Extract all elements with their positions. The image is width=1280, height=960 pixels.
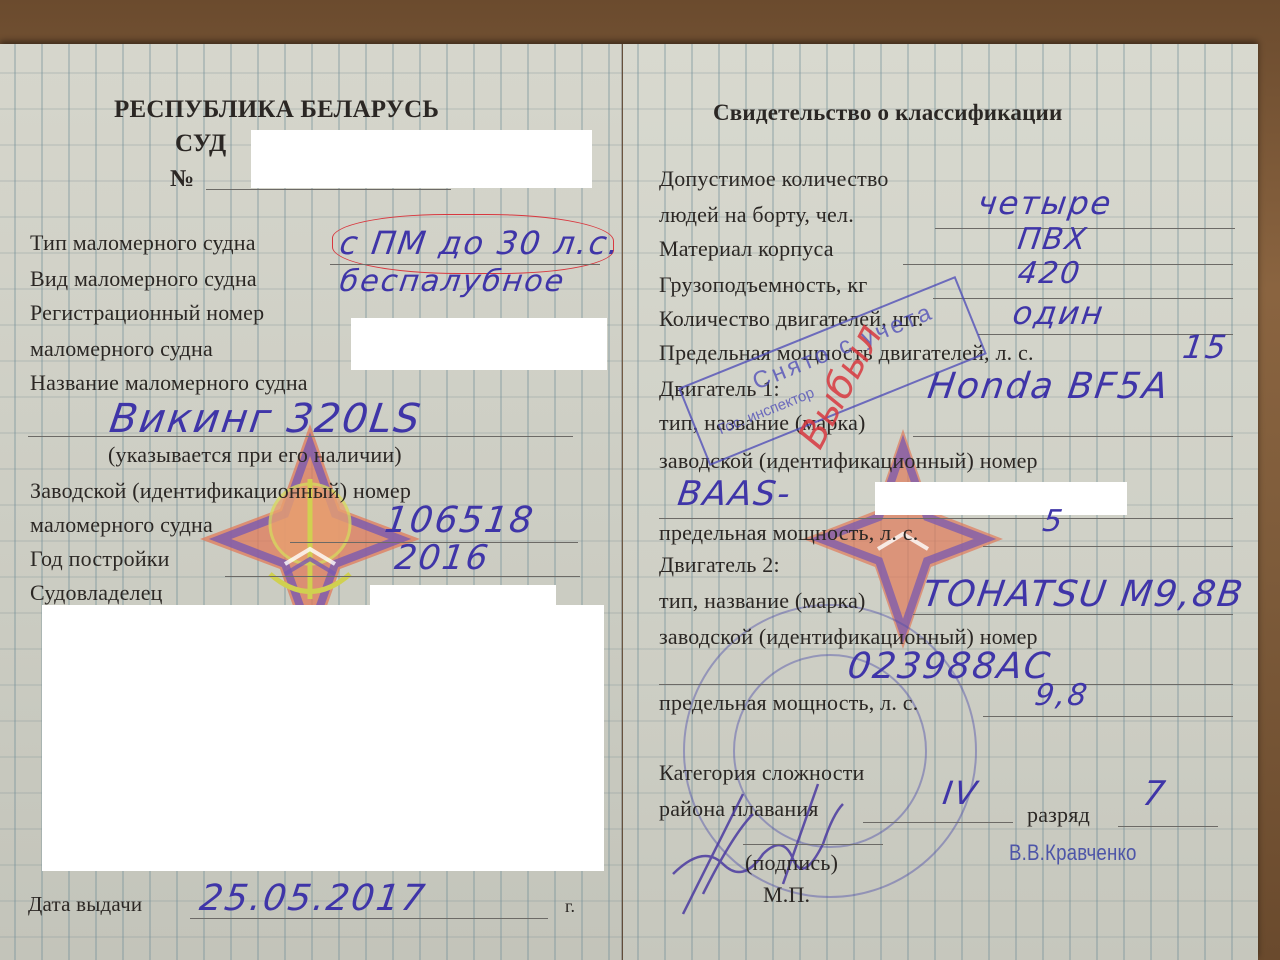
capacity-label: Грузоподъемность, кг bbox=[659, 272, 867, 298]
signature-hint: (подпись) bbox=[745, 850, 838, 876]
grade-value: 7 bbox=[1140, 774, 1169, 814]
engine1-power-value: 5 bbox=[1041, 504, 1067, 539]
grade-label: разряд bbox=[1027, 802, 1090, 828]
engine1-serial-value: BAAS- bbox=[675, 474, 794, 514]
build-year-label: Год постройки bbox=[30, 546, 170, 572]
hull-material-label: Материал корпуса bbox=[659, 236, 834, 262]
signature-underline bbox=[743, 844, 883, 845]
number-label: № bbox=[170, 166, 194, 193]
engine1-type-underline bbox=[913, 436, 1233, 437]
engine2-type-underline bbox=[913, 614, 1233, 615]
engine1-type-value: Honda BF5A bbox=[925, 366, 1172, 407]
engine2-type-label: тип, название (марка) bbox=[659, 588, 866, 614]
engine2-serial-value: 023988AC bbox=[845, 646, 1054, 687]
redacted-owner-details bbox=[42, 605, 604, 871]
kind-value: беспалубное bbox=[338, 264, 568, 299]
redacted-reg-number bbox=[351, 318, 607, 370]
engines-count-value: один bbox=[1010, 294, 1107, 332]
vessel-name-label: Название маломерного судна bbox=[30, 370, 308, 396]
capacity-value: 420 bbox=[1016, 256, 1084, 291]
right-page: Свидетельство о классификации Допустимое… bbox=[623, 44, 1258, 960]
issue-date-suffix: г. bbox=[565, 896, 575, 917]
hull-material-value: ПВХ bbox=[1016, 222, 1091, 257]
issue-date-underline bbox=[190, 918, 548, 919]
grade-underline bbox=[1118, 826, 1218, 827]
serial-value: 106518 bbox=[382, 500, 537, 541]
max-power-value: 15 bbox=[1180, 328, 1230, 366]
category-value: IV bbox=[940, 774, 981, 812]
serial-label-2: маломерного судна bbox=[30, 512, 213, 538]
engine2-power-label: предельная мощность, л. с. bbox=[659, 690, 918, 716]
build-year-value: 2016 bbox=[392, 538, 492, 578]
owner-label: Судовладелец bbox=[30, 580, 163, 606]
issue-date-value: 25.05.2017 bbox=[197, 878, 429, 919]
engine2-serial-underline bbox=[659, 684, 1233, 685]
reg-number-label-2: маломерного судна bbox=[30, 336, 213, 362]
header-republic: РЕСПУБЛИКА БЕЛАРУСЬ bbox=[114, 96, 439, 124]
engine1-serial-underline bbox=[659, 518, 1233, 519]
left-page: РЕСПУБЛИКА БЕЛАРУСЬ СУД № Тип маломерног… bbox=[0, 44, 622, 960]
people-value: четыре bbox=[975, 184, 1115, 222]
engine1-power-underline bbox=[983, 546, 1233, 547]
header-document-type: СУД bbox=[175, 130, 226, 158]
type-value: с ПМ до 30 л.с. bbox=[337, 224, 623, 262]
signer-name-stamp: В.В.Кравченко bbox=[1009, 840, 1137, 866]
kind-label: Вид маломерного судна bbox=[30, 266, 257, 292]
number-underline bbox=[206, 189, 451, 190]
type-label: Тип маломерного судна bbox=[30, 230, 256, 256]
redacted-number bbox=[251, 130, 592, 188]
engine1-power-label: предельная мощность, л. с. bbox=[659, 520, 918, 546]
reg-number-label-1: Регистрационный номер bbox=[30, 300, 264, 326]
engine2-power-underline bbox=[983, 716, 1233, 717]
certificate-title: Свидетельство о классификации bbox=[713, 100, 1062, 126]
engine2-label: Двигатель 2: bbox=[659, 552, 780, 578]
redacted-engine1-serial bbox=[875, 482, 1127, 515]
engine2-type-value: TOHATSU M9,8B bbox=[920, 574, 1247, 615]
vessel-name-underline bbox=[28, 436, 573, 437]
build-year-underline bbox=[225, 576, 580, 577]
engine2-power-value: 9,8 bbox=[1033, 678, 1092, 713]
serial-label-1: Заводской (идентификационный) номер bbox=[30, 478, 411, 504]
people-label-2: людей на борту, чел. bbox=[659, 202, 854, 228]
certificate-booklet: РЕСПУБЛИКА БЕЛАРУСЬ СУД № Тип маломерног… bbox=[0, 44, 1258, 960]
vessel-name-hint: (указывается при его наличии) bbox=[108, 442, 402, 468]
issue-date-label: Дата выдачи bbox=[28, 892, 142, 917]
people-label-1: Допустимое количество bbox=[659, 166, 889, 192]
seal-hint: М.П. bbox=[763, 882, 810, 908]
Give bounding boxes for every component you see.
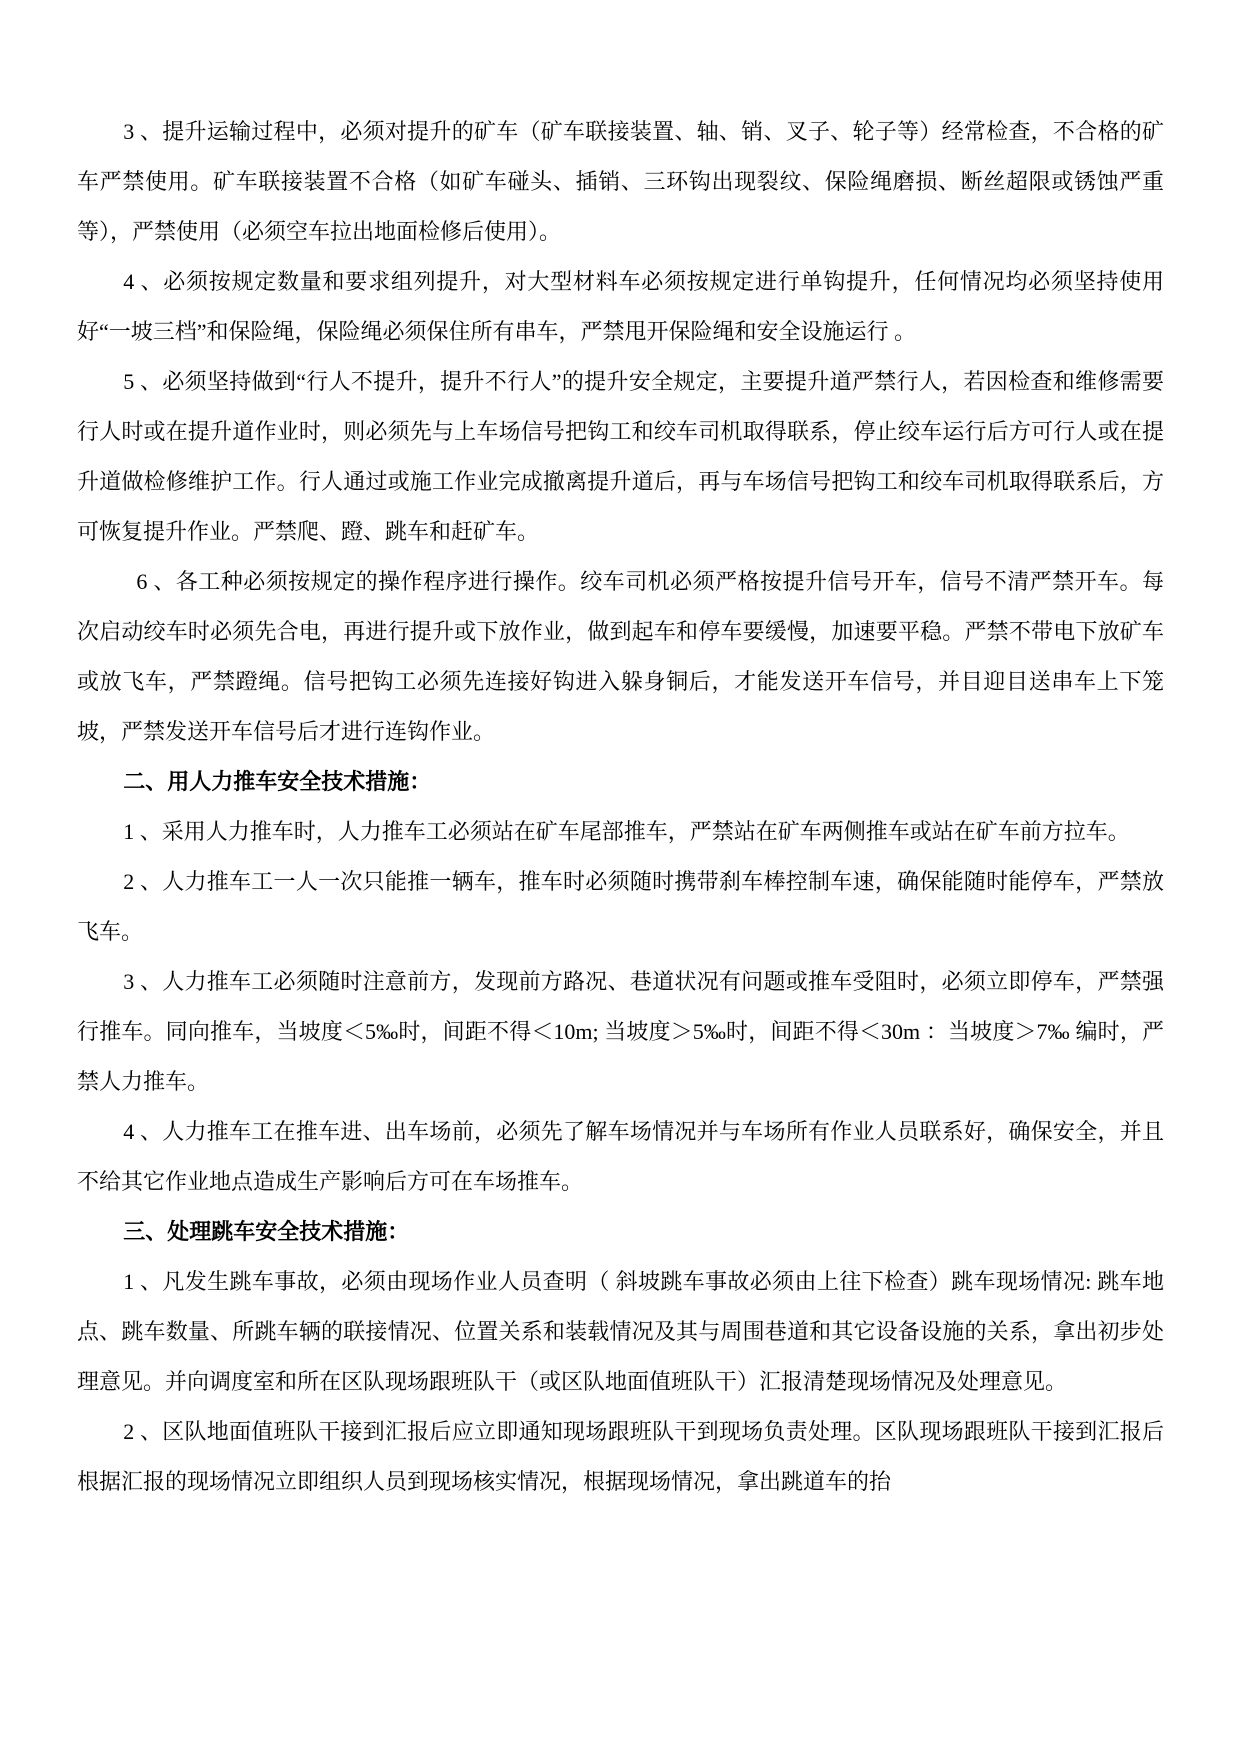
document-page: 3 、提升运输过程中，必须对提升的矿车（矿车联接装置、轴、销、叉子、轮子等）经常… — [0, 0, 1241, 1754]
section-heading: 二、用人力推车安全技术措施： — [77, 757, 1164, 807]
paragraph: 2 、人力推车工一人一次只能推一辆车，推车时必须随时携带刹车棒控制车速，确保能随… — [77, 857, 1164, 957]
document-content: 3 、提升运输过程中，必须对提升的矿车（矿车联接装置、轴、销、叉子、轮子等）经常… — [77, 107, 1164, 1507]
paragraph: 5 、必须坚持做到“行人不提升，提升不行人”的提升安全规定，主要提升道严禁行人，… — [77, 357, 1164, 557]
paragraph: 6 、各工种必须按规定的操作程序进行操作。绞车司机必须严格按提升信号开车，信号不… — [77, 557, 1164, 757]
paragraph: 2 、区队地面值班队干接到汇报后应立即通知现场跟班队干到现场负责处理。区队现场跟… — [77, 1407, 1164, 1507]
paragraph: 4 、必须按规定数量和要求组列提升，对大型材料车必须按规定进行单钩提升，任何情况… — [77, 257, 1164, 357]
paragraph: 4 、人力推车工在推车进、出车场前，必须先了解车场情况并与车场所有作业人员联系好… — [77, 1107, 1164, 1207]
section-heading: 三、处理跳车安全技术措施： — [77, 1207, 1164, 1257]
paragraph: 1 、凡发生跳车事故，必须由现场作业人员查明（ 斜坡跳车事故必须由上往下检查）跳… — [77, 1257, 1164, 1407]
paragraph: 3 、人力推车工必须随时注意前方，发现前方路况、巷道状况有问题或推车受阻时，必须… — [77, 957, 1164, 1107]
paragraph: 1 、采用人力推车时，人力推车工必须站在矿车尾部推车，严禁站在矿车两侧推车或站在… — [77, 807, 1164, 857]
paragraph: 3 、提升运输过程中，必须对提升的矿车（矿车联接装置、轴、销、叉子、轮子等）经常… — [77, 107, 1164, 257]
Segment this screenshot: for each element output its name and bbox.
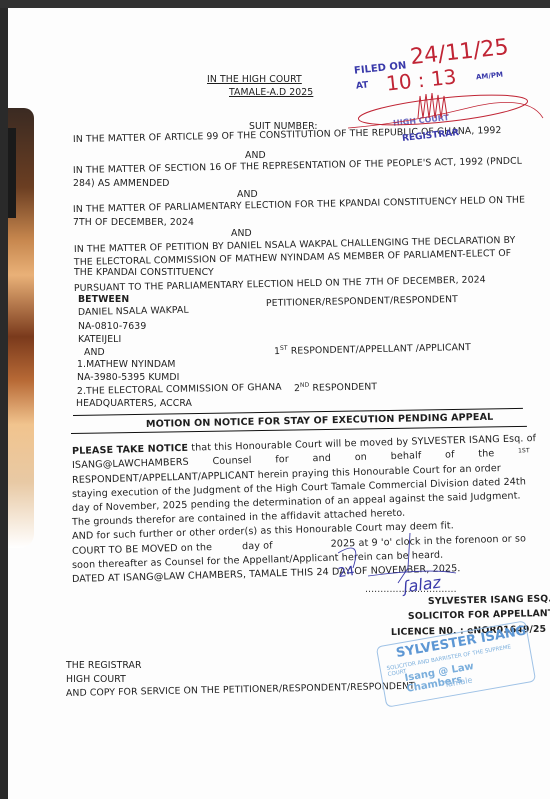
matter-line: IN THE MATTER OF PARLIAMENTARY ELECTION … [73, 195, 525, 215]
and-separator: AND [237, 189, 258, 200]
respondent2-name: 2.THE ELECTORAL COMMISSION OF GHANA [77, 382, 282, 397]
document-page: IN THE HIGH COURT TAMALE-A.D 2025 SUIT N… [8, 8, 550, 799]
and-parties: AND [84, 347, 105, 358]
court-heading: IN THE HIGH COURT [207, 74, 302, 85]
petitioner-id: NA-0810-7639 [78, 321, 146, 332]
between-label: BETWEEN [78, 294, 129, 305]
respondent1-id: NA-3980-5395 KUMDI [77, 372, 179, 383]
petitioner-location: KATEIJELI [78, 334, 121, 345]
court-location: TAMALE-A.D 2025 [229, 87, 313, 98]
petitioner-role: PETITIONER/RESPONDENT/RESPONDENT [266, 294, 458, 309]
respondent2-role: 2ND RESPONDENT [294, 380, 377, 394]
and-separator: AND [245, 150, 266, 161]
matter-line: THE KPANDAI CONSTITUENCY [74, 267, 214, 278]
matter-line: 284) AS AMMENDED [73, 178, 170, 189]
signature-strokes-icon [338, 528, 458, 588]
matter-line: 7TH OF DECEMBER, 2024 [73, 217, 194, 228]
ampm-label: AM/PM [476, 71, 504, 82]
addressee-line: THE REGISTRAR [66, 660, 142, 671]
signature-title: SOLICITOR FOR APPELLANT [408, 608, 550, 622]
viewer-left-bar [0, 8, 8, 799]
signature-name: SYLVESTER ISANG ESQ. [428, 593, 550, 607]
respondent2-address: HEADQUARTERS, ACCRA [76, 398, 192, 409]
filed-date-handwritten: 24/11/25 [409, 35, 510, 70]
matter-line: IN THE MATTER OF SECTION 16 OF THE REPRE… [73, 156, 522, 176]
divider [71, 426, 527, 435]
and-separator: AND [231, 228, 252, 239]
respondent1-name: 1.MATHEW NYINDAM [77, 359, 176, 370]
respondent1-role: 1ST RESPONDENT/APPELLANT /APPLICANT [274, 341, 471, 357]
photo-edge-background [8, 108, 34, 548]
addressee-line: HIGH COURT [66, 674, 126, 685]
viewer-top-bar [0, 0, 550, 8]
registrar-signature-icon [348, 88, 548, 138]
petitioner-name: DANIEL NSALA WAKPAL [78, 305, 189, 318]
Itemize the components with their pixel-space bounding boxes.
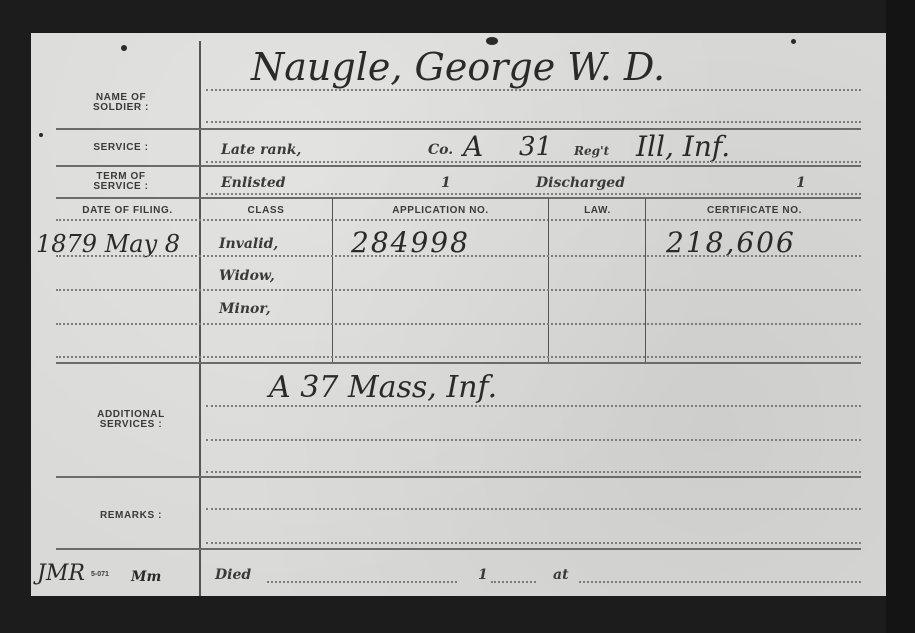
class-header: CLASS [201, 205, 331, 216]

▸ **What you will do**
Copy out the lines of the records above from the one containing "matter-line: IN THE MATTER OF PARLIAMENTARY" through the one containing "between-label: BETWEEN [78, 294, 129, 305]", both included, with nothing changed.

▸ **Written response**
matter-line: IN THE MATTER OF PARLIAMENTARY ELECTION … [73, 195, 525, 215]
and-separator: AND [237, 189, 258, 200]
respondent2-name: 2.THE ELECTORAL COMMISSION OF GHANA [77, 382, 282, 397]
document-page: IN THE HIGH COURT TAMALE-A.D 2025 SUIT N… [8, 8, 550, 799]
and-parties: AND [84, 347, 105, 358]
court-heading: IN THE HIGH COURT [207, 74, 302, 85]
petitioner-id: NA-0810-7639 [78, 321, 146, 332]
between-label: BETWEEN [78, 294, 129, 305]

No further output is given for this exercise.